▶ _Exercise description_:
Wherever the string "grid" shows up in a line, count that line. Give the total alone.

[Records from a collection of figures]
★ ★ ★
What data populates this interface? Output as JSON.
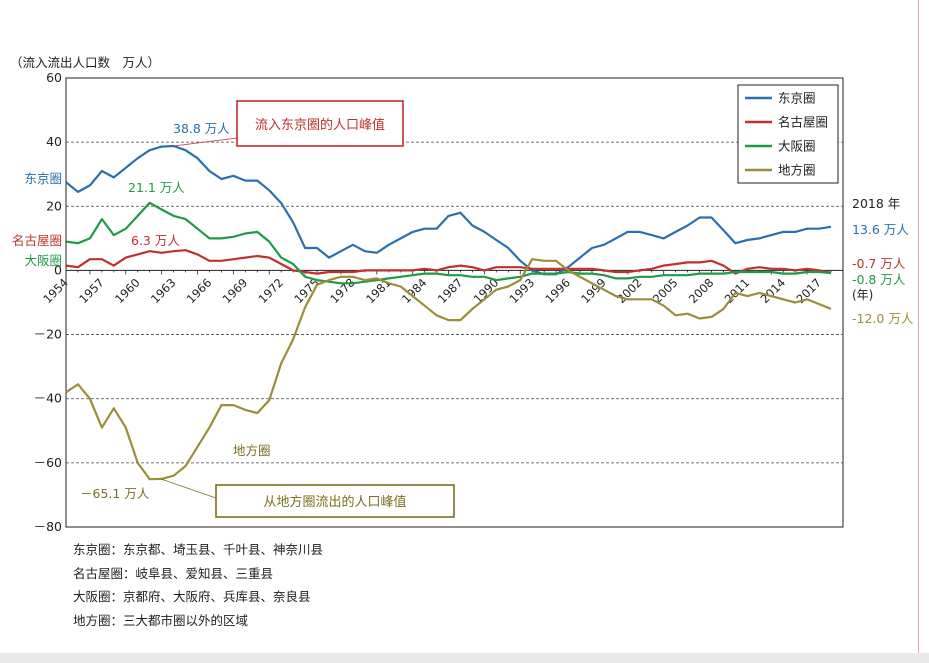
{
  "unit_label": "（流入流出人口数　万人）",
  "notes": [
    "东京圈：东京都、埼玉县、千叶县、神奈川县",
    "名古屋圈：岐阜县、爱知县、三重县",
    "大阪圈：京都府、大阪府、兵库县、奈良县",
    "地方圈：三大都市圈以外的区域"
  ],
  "chart_data": {
    "type": "line",
    "xlim": [
      1954,
      2019
    ],
    "ylim": [
      -80,
      60
    ],
    "yticks": [
      60,
      40,
      20,
      0,
      -20,
      -40,
      -60,
      -80
    ],
    "ytick_labels": [
      "60",
      "40",
      "20",
      "0",
      "－20",
      "－40",
      "－60",
      "－80"
    ],
    "xticks": [
      1954,
      1957,
      1960,
      1963,
      1966,
      1969,
      1972,
      1975,
      1978,
      1981,
      1984,
      1987,
      1990,
      1993,
      1996,
      1999,
      2002,
      2005,
      2008,
      2011,
      2014,
      2017
    ],
    "xunit_label": "(年)",
    "grid": "horizontal dashed at 40, 20, -20, -40, -60",
    "legend_position": "top-right",
    "x": [
      1954,
      1955,
      1956,
      1957,
      1958,
      1959,
      1960,
      1961,
      1962,
      1963,
      1964,
      1965,
      1966,
      1967,
      1968,
      1969,
      1970,
      1971,
      1972,
      1973,
      1974,
      1975,
      1976,
      1977,
      1978,
      1979,
      1980,
      1981,
      1982,
      1983,
      1984,
      1985,
      1986,
      1987,
      1988,
      1989,
      1990,
      1991,
      1992,
      1993,
      1994,
      1995,
      1996,
      1997,
      1998,
      1999,
      2000,
      2001,
      2002,
      2003,
      2004,
      2005,
      2006,
      2007,
      2008,
      2009,
      2010,
      2011,
      2012,
      2013,
      2014,
      2015,
      2016,
      2017,
      2018
    ],
    "series": [
      {
        "name": "东京圈",
        "color": "#2a70b0",
        "side_label": "东京圈",
        "end_label": "13.6 万人",
        "values": [
          27.5,
          24.5,
          26.5,
          31,
          29,
          32,
          35,
          37.5,
          38.6,
          38.8,
          37.5,
          35,
          31,
          28.5,
          29.5,
          28,
          28,
          25,
          21,
          15,
          7,
          7,
          4,
          6,
          8,
          6,
          5.5,
          8,
          10,
          12,
          13,
          13,
          17,
          18,
          14,
          12,
          9.5,
          7,
          3,
          0,
          -1.2,
          -1.2,
          1,
          4,
          7,
          8,
          10,
          12,
          12,
          11,
          10,
          12,
          14,
          16.5,
          16.5,
          12.5,
          8.5,
          9.5,
          10,
          11,
          12,
          12,
          13,
          13,
          13.6
        ]
      },
      {
        "name": "名古屋圈",
        "color": "#c0302c",
        "side_label": "名古屋圈",
        "end_label": "-0.7 万人",
        "values": [
          1.5,
          1,
          3.5,
          3.5,
          1.5,
          4,
          5,
          6,
          5.5,
          6,
          6.3,
          5,
          3,
          3,
          3.5,
          4,
          4.5,
          4,
          2,
          0,
          -0.5,
          -1,
          -0.5,
          -0.5,
          -0.5,
          0,
          0,
          0,
          0,
          0,
          0.5,
          0,
          1,
          1.5,
          1,
          0,
          1,
          1,
          1,
          0.5,
          0.5,
          0.5,
          0.5,
          0.5,
          0.5,
          0,
          -0.5,
          -0.5,
          0,
          0.5,
          1.5,
          2,
          2.5,
          2.5,
          3,
          1.5,
          -1,
          0.5,
          1,
          0.5,
          0.5,
          0,
          0.5,
          0,
          -0.7
        ]
      },
      {
        "name": "大阪圈",
        "color": "#1f9a48",
        "side_label": "大阪圈",
        "end_label": "-0.8 万人",
        "values": [
          9,
          8.5,
          10,
          16,
          11,
          13,
          17,
          21.1,
          19,
          17,
          16,
          13,
          10,
          10,
          10.5,
          11.5,
          12,
          9,
          4,
          2,
          -2,
          -3,
          -3.5,
          -4,
          -4,
          -3.5,
          -3,
          -2.5,
          -2,
          -1.5,
          -1,
          -1,
          -1.5,
          -1.5,
          -2,
          -2,
          -3,
          -2.5,
          -2,
          -1,
          -1,
          -1,
          -0.5,
          -1,
          -1,
          -1.5,
          -2.5,
          -2.5,
          -2,
          -2,
          -1.5,
          -1.5,
          -1.5,
          -1,
          -1,
          -1,
          -0.5,
          -0.5,
          -0.5,
          -0.5,
          -1,
          -1,
          -0.5,
          -0.5,
          -0.8
        ]
      },
      {
        "name": "地方圈",
        "color": "#9a8e3a",
        "side_label": "",
        "end_label": "-12.0 万人",
        "values": [
          -38,
          -35.5,
          -40,
          -49,
          -43,
          -49,
          -60,
          -65.1,
          -65,
          -64,
          -61,
          -55,
          -49,
          -42,
          -42,
          -43.5,
          -44.5,
          -40.5,
          -29,
          -21.5,
          -11.5,
          -4.5,
          -3,
          -2,
          -2,
          -3,
          -2.5,
          -4,
          -5,
          -8,
          -11,
          -14,
          -15.5,
          -15.5,
          -12,
          -9,
          -6,
          -5,
          -3,
          3.5,
          3,
          3,
          0,
          -2,
          -4,
          -6,
          -8,
          -9,
          -9,
          -9,
          -11,
          -14,
          -13.5,
          -15,
          -14.5,
          -12,
          -7,
          -8,
          -7,
          -8,
          -9,
          -10,
          -9,
          -10.5,
          -12
        ]
      }
    ],
    "annotations": [
      {
        "text": "38.8 万人",
        "color": "#2a70b0"
      },
      {
        "text": "21.1 万人",
        "color": "#1f9a48"
      },
      {
        "text": "6.3 万人",
        "color": "#c0302c"
      },
      {
        "text": "－65.1 万人",
        "color": "#7a6e20"
      },
      {
        "text": "地方圈",
        "color": "#7a6e20"
      },
      {
        "text": "2018 年",
        "color": "#222222"
      },
      {
        "text": "流入东京圈的人口峰值",
        "color": "#c0302c"
      },
      {
        "text": "从地方圈流出的人口峰值",
        "color": "#7a6e20"
      }
    ]
  }
}
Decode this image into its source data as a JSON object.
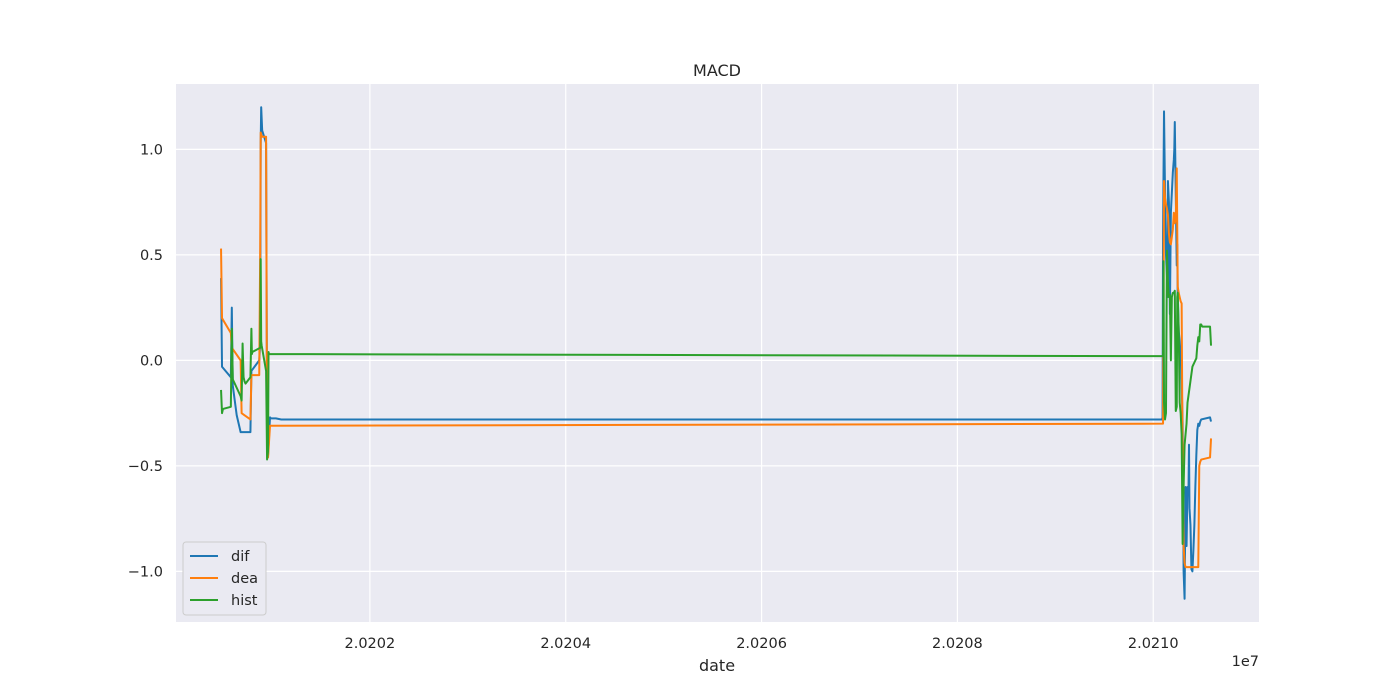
{
  "chart_data": {
    "type": "line",
    "title": "MACD",
    "xlabel": "date",
    "ylabel": "",
    "x_offset_text": "1e7",
    "xlim": [
      20200020,
      20211080
    ],
    "ylim": [
      -1.24,
      1.31
    ],
    "x_ticks": [
      {
        "value": 20202000,
        "label": "2.0202"
      },
      {
        "value": 20204000,
        "label": "2.0204"
      },
      {
        "value": 20206000,
        "label": "2.0206"
      },
      {
        "value": 20208000,
        "label": "2.0208"
      },
      {
        "value": 20210000,
        "label": "2.0210"
      }
    ],
    "y_ticks": [
      {
        "value": 1.0,
        "label": "1.0"
      },
      {
        "value": 0.5,
        "label": "0.5"
      },
      {
        "value": 0.0,
        "label": "0.0"
      },
      {
        "value": -0.5,
        "label": "−0.5"
      },
      {
        "value": -1.0,
        "label": "−1.0"
      }
    ],
    "grid": true,
    "legend_position": "lower-left",
    "series": [
      {
        "name": "dif",
        "color": "#1f77b4",
        "x": [
          20200480,
          20200490,
          20200580,
          20200590,
          20200600,
          20200640,
          20200680,
          20200690,
          20200700,
          20200780,
          20200790,
          20200870,
          20200880,
          20200885,
          20200890,
          20200900,
          20200940,
          20200950,
          20200960,
          20200980,
          20200990,
          20201000,
          20201010,
          20201020,
          20201030,
          20201040,
          20201095,
          20201100,
          20201150,
          20201180,
          20210090,
          20210095,
          20210100,
          20210110,
          20210120,
          20210130,
          20210140,
          20210145,
          20210150,
          20210160,
          20210170,
          20210180,
          20210200,
          20210210,
          20210215,
          20210220,
          20210240,
          20210245,
          20210250,
          20210260,
          20210270,
          20210280,
          20210290,
          20210300,
          20210310,
          20210320,
          20210330,
          20210340,
          20210350,
          20210360,
          20210365,
          20210370,
          20210380,
          20210390,
          20210400,
          20210410,
          20210420,
          20210430,
          20210440,
          20210450,
          20210460,
          20210470,
          20210480,
          20210490,
          20210580,
          20210590
        ],
        "values": [
          0.39,
          -0.03,
          -0.08,
          0.25,
          -0.12,
          -0.26,
          -0.34,
          -0.34,
          -0.34,
          -0.34,
          -0.05,
          0.0,
          0.08,
          1.03,
          1.2,
          1.09,
          1.03,
          -0.27,
          -0.45,
          -0.27,
          -0.275,
          -0.275,
          -0.275,
          -0.275,
          -0.275,
          -0.275,
          -0.28,
          -0.28,
          -0.28,
          -0.28,
          -0.28,
          -0.27,
          0.6,
          1.18,
          0.8,
          0.5,
          0.4,
          0.3,
          0.85,
          0.75,
          0.22,
          0.7,
          0.89,
          0.95,
          1.0,
          1.13,
          0.45,
          0.55,
          0.3,
          0.14,
          0.09,
          0.02,
          -0.1,
          -0.3,
          -1.0,
          -1.13,
          -0.6,
          -0.88,
          -0.6,
          -0.62,
          -0.4,
          -0.7,
          -0.78,
          -0.99,
          -1.0,
          -0.9,
          -0.78,
          -0.6,
          -0.45,
          -0.33,
          -0.3,
          -0.31,
          -0.29,
          -0.28,
          -0.27,
          -0.29
        ]
      },
      {
        "name": "dea",
        "color": "#ff7f0e",
        "x": [
          20200480,
          20200490,
          20200580,
          20200590,
          20200680,
          20200690,
          20200780,
          20200790,
          20200870,
          20200880,
          20200885,
          20200890,
          20200900,
          20200940,
          20200950,
          20200960,
          20200980,
          20210090,
          20210100,
          20210110,
          20210120,
          20210130,
          20210140,
          20210150,
          20210160,
          20210170,
          20210180,
          20210200,
          20210210,
          20210220,
          20210230,
          20210240,
          20210250,
          20210260,
          20210270,
          20210280,
          20210290,
          20210300,
          20210310,
          20210320,
          20210330,
          20210340,
          20210350,
          20210360,
          20210370,
          20210380,
          20210390,
          20210400,
          20210410,
          20210420,
          20210430,
          20210440,
          20210450,
          20210460,
          20210470,
          20210480,
          20210490,
          20210580,
          20210590
        ],
        "values": [
          0.53,
          0.2,
          0.13,
          0.06,
          0.0,
          -0.25,
          -0.28,
          -0.07,
          -0.07,
          0.53,
          1.08,
          1.07,
          1.06,
          1.06,
          -0.43,
          -0.46,
          -0.31,
          -0.3,
          -0.3,
          0.85,
          0.77,
          0.74,
          0.72,
          0.69,
          0.6,
          0.56,
          0.55,
          0.62,
          0.7,
          0.65,
          0.67,
          0.91,
          0.35,
          0.32,
          0.3,
          0.28,
          0.27,
          -0.5,
          -0.88,
          -0.96,
          -0.98,
          -0.98,
          -0.98,
          -0.98,
          -0.98,
          -0.98,
          -0.98,
          -0.98,
          -0.98,
          -0.98,
          -0.98,
          -0.98,
          -0.98,
          -0.98,
          -0.5,
          -0.48,
          -0.47,
          -0.46,
          -0.37
        ]
      },
      {
        "name": "hist",
        "color": "#2ca02c",
        "x": [
          20200480,
          20200490,
          20200500,
          20200580,
          20200590,
          20200600,
          20200680,
          20200690,
          20200700,
          20200710,
          20200720,
          20200730,
          20200780,
          20200790,
          20200795,
          20200800,
          20200880,
          20200885,
          20200890,
          20200895,
          20200940,
          20200950,
          20200960,
          20200965,
          20200970,
          20210090,
          20210100,
          20210105,
          20210110,
          20210120,
          20210130,
          20210140,
          20210150,
          20210160,
          20210170,
          20210180,
          20210190,
          20210200,
          20210210,
          20210220,
          20210230,
          20210240,
          20210245,
          20210250,
          20210260,
          20210270,
          20210280,
          20210290,
          20210300,
          20210310,
          20210320,
          20210330,
          20210340,
          20210350,
          20210400,
          20210410,
          20210420,
          20210430,
          20210440,
          20210450,
          20210460,
          20210470,
          20210480,
          20210490,
          20210500,
          20210580,
          20210590
        ],
        "values": [
          -0.14,
          -0.25,
          -0.23,
          -0.22,
          0.15,
          -0.09,
          -0.17,
          -0.19,
          0.08,
          -0.08,
          -0.1,
          -0.11,
          -0.08,
          0.15,
          0.03,
          0.04,
          0.06,
          0.48,
          0.09,
          0.07,
          -0.05,
          -0.47,
          -0.43,
          0.04,
          0.03,
          0.02,
          0.02,
          0.47,
          -0.2,
          -0.28,
          -0.25,
          0.52,
          0.37,
          0.3,
          0.31,
          0.0,
          0.3,
          0.32,
          0.32,
          0.33,
          -0.24,
          -0.22,
          0.3,
          0.32,
          0.15,
          -0.2,
          -0.25,
          -0.35,
          -0.87,
          -0.6,
          -0.4,
          -0.35,
          -0.3,
          -0.2,
          -0.03,
          -0.02,
          -0.01,
          0.0,
          0.01,
          0.07,
          0.11,
          0.09,
          0.17,
          0.17,
          0.16,
          0.16,
          0.07
        ]
      }
    ]
  }
}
★ ★ ★
▶ _Response to this task_:
2